→ **PROBLEMS TO WORK ON**:
A) Please reproduce the portion of the torch_mist usage page starting at "plt.ylabel('$y$');" and ending at "architectures (Estimator specific)", word for word.
B) According to the torch_mist usage page, what true mutual information value gets printed for the bivariate normal distribution?
C) Carry on the torch_mist usage page from the point where it stops.

→ **GIVEN PASSAGE**:
* begin *

Usage

The torch_mist package can be used for estimating mutual information using the pre-defined mutual information estimators included in the library or for developing, analyzing and evaluating new estimation strategies. Here we show different usage that range from basic (simple to use, limited settings) to advanced (maximum flexibility, more complex to use).

To showcase the package, we first generate samples \(x,y\sim p(x,y)\) from a bivariate normal distribution with known true mutual information.

[1]:

import torch
from torch.distributions import MultivariateNormal, Normal

# Definition of the distribution
p_XY = MultivariateNormal(
    loc=torch.tensor([0., 0.]),
    covariance_matrix=torch.tensor([
        [1.0, 0.9],
        [0.9, 1.0]
    ])
)
p_X = p_Y = Normal(0, 1)

# I(x;y) = H(x)+H(y)-H(x,y)
true_mi = (
        p_X.entropy() + p_Y.entropy() - p_XY.entropy()
).sum().item()
print(f"True Mutual Information: {true_mi} nats")

# Generate 100000 samples
samples = p_XY.sample([100000])
all_x = samples[:,0]
all_y = samples[:,1]

True Mutual Information: 0.8303654193878174 nats

[2]:

import matplotlib.pyplot as plt
import seaborn as sns
sns.set_style('whitegrid')

# Plot them
plt.scatter(
    all_x[::10], all_y[::10],
    marker='.',
    alpha=0.05
)
plt.title("Samples")
plt.xlabel('$x$')
plt.ylabel('$y$');

Basic

We first showcase the simplest use-case. We can use estimate_mi to estimate mutual information given paired samples x and y from some joint distribution \(p(x,y)\). This function takes care of instantiating the estimator, training it and evaluating the mutual information.

[3]:

from torch_mist import estimate_mi

mi_estimate, log = estimate_mi(
    estimator='js',                 # The mutual information estimator to use (here we use the Deep InfoMax JS estimator)
    hidden_dims=[32, 32],           # The hidden layers for the neural architectures (Estimator specific)

* end *

→ **RAW DATA**:
* begin *

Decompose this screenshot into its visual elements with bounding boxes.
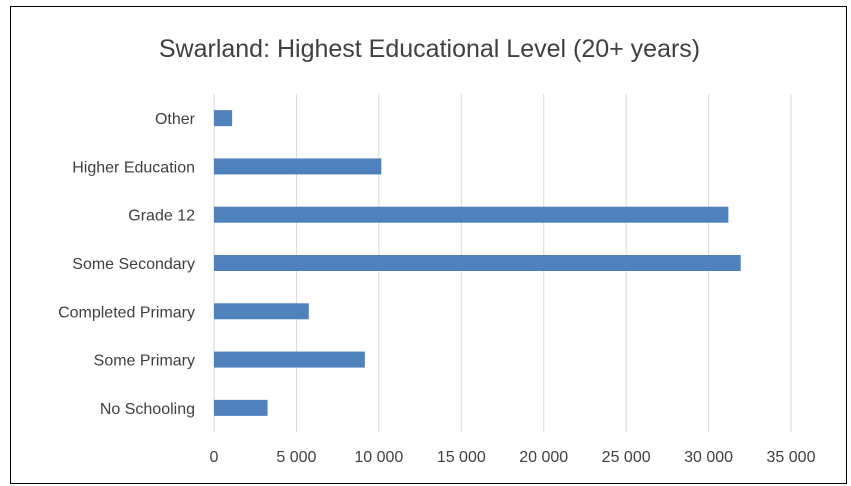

* end *

→ **RESULTS IN ORDER**:
A)
plt.ylabel('$y$');

Basic

We first showcase the simplest use-case. We can use estimate_mi to estimate mutual information given paired samples x and y from some joint distribution \(p(x,y)\). This function takes care of instantiating the estimator, training it and evaluating the mutual information.

[3]:

from torch_mist import estimate_mi

mi_estimate, log = estimate_mi(
    estimator='js',                 # The mutual information estimator to use (here we use the Deep InfoMax JS estimator)
    hidden_dims=[32, 32],           # The hidden layers for the neural architectures (Estimator specific)

B) 0.8303654193878174 nats

C)
    neg_samples=16,                 # The number of negative samples used to estimate the log partition function (Estimator specific, Default: 1)
    data=(all_x, all_y),            # The values of x and y
    batch_size=128,                 # The batch size used for training (Default: 64)
    max_epochs=5,                   # Number of maximum training epochs (Default: 10)
    valid_percentage=0.1,           # The percentage of data to use for validation (Default: 0.1)
    evaluation_batch_size=256,      # The batch size used for evaluation (Default: batch_size)
    device='cpu',                   # The training device (Default: 'cpu')
)

print(f"Estimated Mutual Information: {mi_estimate} nats")
print(f"True Mutual Information: {true_mi} nats")

Instantiating the js estimator
Instantiating the estimator with {'hidden_dims': [32, 32], 'neg_samples': 16, 'x_dim': 1, 'y_dim': 1}
JS(
  (ratio_estimator): JointCritic(
    (joint_net): DenseNN(
      (layers): ModuleList(
        (0): Linear(in_features=2, out_features=32, bias=True)
        (1): Linear(in_features=32, out_features=32, bias=True)
        (2): Linear(in_features=32, out_features=1, bias=True)
      )
      (f): ReLU(inplace=True)
    )
  )
  (baseline): ConstantBaseline()
  (neg_samples): 16
)
Training the estimator
[Info]: patience is not specified, using patience=1 (~2% of training epochs) by default.

Best value: 0.8085264571105377
Best value: 0.8167389223847208
Best value: 0.825612061385867
Best value: 0.8273420024521744
Best value: 0.8285563580597504
[Warning]: The train procedure ended since max_epoch or max_iteration has been reached.Consider increasing the training time by specifying larger values of max_epochs or max_iterations.
Loading the weights saved at iteration 3520
Evaluating the value of Mutual Information
[Warning]: using the train_data to estimate the value of mutual information. Please specify test_data.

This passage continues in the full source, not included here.